Stated exercise: List each line holding the string "voltage".

:: Rows

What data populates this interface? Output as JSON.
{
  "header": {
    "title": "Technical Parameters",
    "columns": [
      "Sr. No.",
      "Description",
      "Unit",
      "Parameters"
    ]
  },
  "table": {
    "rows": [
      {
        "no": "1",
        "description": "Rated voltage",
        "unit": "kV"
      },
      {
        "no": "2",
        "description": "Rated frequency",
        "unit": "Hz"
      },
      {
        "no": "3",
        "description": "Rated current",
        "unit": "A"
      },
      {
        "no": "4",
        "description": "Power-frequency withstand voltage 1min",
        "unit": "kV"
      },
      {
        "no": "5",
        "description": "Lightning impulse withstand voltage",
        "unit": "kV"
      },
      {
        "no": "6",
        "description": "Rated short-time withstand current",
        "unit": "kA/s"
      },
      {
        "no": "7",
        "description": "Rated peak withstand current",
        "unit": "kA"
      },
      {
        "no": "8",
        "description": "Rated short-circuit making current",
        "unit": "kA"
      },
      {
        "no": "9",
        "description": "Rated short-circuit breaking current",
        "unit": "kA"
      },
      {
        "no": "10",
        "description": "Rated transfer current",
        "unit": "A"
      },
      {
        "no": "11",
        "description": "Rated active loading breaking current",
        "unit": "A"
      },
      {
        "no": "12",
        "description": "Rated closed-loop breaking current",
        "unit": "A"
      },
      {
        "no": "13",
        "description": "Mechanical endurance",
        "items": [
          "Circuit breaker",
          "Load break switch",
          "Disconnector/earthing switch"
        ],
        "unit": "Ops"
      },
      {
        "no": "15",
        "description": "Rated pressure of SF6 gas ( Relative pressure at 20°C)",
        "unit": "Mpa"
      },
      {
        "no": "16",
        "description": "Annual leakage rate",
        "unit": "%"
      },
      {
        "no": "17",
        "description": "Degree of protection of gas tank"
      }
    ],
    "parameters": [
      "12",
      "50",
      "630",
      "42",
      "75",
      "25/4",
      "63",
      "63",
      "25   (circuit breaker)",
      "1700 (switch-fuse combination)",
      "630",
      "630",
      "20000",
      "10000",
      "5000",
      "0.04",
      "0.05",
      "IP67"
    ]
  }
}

::::

Worked solution:
        "description": "Rated voltage",
        "description": "Power-frequency withstand voltage 1min",
        "description": "Lightning impulse withstand voltage",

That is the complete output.